■ Dataset rows ■
-.-.-

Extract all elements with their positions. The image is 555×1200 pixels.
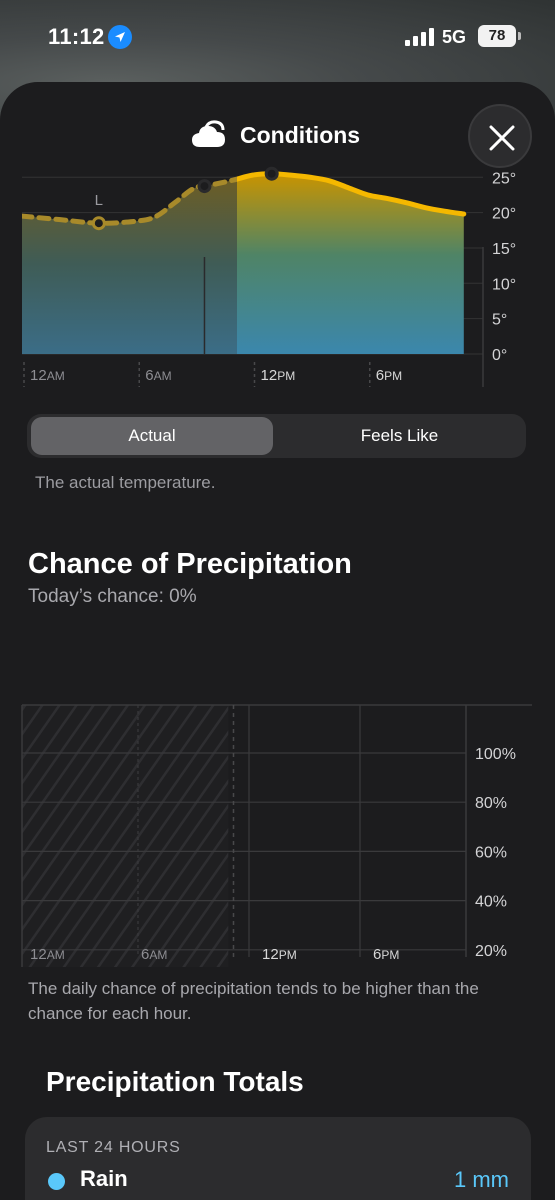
battery-icon: 78: [478, 25, 521, 47]
segment-actual[interactable]: Actual: [31, 417, 273, 455]
status-time: 11:12: [48, 24, 105, 49]
precip-y-tick-label: 100%: [475, 746, 516, 763]
temp-x-tick-label: 6AM: [145, 367, 171, 384]
temp-y-tick-label: 25°: [492, 170, 516, 187]
rain-label: Rain: [80, 1166, 128, 1191]
temp-y-tick-label: 5°: [492, 312, 507, 329]
signal-bars-icon: [405, 28, 434, 46]
close-icon: [489, 125, 515, 151]
temp-x-tick-label: 12PM: [261, 367, 296, 384]
rain-dot-icon: [48, 1173, 65, 1190]
precip-x-tick-label: 12AM: [30, 946, 65, 963]
temperature-mode-segmented-control: Actual Feels Like: [27, 414, 526, 458]
past-hours-hatch: [22, 705, 229, 967]
totals-title: Precipitation Totals: [46, 1066, 304, 1097]
sheet-title: Conditions: [240, 122, 361, 148]
temp-y-tick-label: 0°: [492, 347, 507, 364]
precip-x-tick-label: 12PM: [262, 946, 297, 963]
precip-y-tick-label: 60%: [475, 844, 507, 861]
temp-x-tick-label: 12AM: [30, 367, 65, 384]
segment-description: The actual temperature.: [35, 473, 216, 492]
network-type: 5G: [442, 27, 467, 47]
temperature-chart: L 12AM 6AM 12PM 6PM 0° 5° 10° 15° 20° 25°: [22, 166, 516, 387]
temp-y-tick-label: 15°: [492, 241, 516, 258]
precipitation-chart: 12AM6AM12PM6PM 0%20%40%60%80%100%: [21, 704, 532, 967]
location-arrow-icon: [108, 25, 132, 49]
segment-feels-like[interactable]: Feels Like: [277, 417, 522, 455]
precip-x-tick-label: 6AM: [141, 946, 167, 963]
precip-y-tick-label: 40%: [475, 894, 507, 911]
precip-y-tick-label: 20%: [475, 943, 507, 960]
totals-card: LAST 24 HOURS Rain 1 mm: [25, 1117, 531, 1200]
precipitation-title: Chance of Precipitation: [28, 548, 352, 580]
precip-y-tick-label: 80%: [475, 795, 507, 812]
conditions-sheet: Conditions L 12AM 6AM 12PM 6PM 0° 5° 10°…: [0, 82, 555, 1200]
precipitation-subtitle: Today’s chance: 0%: [28, 586, 197, 607]
low-point-marker: [91, 216, 106, 231]
precipitation-note: The daily chance of precipitation tends …: [28, 979, 479, 1023]
status-bar: 11:12 5G 78: [0, 0, 555, 72]
totals-period: LAST 24 HOURS: [46, 1139, 181, 1156]
low-marker-label: L: [95, 192, 103, 209]
cloud-icon: [192, 120, 225, 147]
current-point-marker: [197, 179, 212, 194]
rain-value: 1 mm: [454, 1167, 509, 1192]
close-button[interactable]: [468, 104, 532, 168]
temp-x-tick-label: 6PM: [376, 367, 402, 384]
high-point-marker: [264, 166, 279, 181]
temp-y-tick-label: 10°: [492, 276, 516, 293]
precip-x-tick-label: 6PM: [373, 946, 399, 963]
temp-y-tick-label: 20°: [492, 206, 516, 223]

-.-.-

■ TASK STATEMENT ■
Rewrite the lines of the records above, changing every "temp-y-tick-label" to "temperature-y-tick-label" and keeping everything else the same. Don't include the pictures.

■ ANSWER IN FULL ■
Extract all elements with their positions. The image is 555×1200 pixels.
battery-icon: 78: [478, 25, 521, 47]
segment-actual[interactable]: Actual: [31, 417, 273, 455]
status-time: 11:12: [48, 24, 105, 49]
precip-y-tick-label: 100%: [475, 746, 516, 763]
temp-x-tick-label: 6AM: [145, 367, 171, 384]
temperature-y-tick-label: 25°: [492, 170, 516, 187]
rain-label: Rain: [80, 1166, 128, 1191]
temperature-y-tick-label: 5°: [492, 312, 507, 329]
signal-bars-icon: [405, 28, 434, 46]
close-icon: [489, 125, 515, 151]
temp-x-tick-label: 12PM: [261, 367, 296, 384]
rain-dot-icon: [48, 1173, 65, 1190]
precip-x-tick-label: 12AM: [30, 946, 65, 963]
temperature-mode-segmented-control: Actual Feels Like: [27, 414, 526, 458]
past-hours-hatch: [22, 705, 229, 967]
totals-title: Precipitation Totals: [46, 1066, 304, 1097]
sheet-title: Conditions: [240, 122, 361, 148]
temperature-y-tick-label: 0°: [492, 347, 507, 364]
precip-x-tick-label: 12PM: [262, 946, 297, 963]
precip-y-tick-label: 60%: [475, 844, 507, 861]
temp-x-tick-label: 12AM: [30, 367, 65, 384]
segment-description: The actual temperature.: [35, 473, 216, 492]
network-type: 5G: [442, 27, 467, 47]
temperature-chart: L 12AM 6AM 12PM 6PM 0° 5° 10° 15° 20° 25°: [22, 166, 516, 387]
temperature-y-tick-label: 15°: [492, 241, 516, 258]
precipitation-chart: 12AM6AM12PM6PM 0%20%40%60%80%100%: [21, 704, 532, 967]
location-arrow-icon: [108, 25, 132, 49]
segment-feels-like[interactable]: Feels Like: [277, 417, 522, 455]
precip-x-tick-label: 6AM: [141, 946, 167, 963]
precip-y-tick-label: 40%: [475, 894, 507, 911]
precip-y-tick-label: 20%: [475, 943, 507, 960]
totals-card: LAST 24 HOURS Rain 1 mm: [25, 1117, 531, 1200]
precipitation-title: Chance of Precipitation: [28, 548, 352, 580]
precip-y-tick-label: 80%: [475, 795, 507, 812]
conditions-sheet: Conditions L 12AM 6AM 12PM 6PM 0° 5° 10°…: [0, 82, 555, 1200]
precipitation-subtitle: Today’s chance: 0%: [28, 586, 197, 607]
low-point-marker: [91, 216, 106, 231]
precipitation-note: The daily chance of precipitation tends …: [28, 979, 479, 1023]
status-bar: 11:12 5G 78: [0, 0, 555, 72]
totals-period: LAST 24 HOURS: [46, 1139, 181, 1156]
low-marker-label: L: [95, 192, 103, 209]
cloud-icon: [192, 120, 225, 147]
current-point-marker: [197, 179, 212, 194]
rain-value: 1 mm: [454, 1167, 509, 1192]
close-button[interactable]: [468, 104, 532, 168]
temp-x-tick-label: 6PM: [376, 367, 402, 384]
high-point-marker: [264, 166, 279, 181]
temperature-y-tick-label: 10°: [492, 276, 516, 293]
precip-x-tick-label: 6PM: [373, 946, 399, 963]
temperature-y-tick-label: 20°: [492, 206, 516, 223]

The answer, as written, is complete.